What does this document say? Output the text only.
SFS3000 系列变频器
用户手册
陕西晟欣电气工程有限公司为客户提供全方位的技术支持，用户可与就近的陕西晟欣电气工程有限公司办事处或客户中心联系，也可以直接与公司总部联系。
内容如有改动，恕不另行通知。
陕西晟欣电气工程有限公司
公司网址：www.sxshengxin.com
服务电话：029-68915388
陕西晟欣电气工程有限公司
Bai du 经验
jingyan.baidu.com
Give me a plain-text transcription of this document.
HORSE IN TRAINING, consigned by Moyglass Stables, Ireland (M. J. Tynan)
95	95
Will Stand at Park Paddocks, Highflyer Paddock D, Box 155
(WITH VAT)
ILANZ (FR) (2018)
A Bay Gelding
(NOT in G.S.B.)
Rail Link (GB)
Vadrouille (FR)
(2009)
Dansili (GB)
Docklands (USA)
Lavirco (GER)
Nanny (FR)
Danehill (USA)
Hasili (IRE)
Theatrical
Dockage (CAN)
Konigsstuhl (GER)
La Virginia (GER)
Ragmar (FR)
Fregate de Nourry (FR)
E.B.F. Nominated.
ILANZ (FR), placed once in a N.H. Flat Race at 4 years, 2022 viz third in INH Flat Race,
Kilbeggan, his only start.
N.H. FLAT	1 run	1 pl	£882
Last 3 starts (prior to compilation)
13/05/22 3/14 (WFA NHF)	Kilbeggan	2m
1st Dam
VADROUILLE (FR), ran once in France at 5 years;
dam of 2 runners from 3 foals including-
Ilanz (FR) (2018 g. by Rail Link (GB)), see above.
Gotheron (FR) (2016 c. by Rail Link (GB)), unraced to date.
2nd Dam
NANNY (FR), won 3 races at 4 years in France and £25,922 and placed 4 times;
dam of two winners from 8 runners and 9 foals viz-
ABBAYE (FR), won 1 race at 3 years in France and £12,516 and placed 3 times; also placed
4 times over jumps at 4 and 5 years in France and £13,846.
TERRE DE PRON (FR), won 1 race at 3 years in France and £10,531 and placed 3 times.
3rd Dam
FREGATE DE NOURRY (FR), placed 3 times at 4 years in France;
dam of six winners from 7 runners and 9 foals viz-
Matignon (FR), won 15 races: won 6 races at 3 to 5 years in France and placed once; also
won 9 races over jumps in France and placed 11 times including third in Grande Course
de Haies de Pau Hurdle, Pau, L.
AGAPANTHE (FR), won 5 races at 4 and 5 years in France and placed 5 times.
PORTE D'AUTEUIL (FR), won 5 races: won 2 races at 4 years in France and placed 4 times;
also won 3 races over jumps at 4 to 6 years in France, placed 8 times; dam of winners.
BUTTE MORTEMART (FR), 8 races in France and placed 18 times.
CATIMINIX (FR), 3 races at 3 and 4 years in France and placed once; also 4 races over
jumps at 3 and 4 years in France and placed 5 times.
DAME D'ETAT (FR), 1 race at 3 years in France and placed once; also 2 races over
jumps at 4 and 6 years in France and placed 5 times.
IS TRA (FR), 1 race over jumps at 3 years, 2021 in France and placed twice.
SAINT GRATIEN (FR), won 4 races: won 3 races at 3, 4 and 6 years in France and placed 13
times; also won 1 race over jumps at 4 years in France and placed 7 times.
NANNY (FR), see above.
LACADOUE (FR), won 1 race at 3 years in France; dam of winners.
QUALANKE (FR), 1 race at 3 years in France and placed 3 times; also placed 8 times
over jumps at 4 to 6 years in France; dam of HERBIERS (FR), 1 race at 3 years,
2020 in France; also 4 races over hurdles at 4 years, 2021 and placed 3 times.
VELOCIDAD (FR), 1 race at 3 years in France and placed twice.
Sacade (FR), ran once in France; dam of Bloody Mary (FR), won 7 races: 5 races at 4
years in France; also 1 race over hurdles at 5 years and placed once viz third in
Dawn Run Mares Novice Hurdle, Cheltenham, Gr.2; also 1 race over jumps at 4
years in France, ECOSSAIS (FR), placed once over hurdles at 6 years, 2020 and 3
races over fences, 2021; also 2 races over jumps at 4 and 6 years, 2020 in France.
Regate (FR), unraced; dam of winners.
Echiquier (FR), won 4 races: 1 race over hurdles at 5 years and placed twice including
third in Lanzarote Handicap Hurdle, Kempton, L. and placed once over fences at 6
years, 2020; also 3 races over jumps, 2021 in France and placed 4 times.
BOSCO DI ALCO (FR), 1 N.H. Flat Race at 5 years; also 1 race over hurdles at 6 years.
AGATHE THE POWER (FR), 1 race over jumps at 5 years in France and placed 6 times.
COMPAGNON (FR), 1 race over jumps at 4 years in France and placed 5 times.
= = = = = = =
● What you have to do
Give only the number of lines above that hold the string "Kilbeggan".

● Solution for this task
2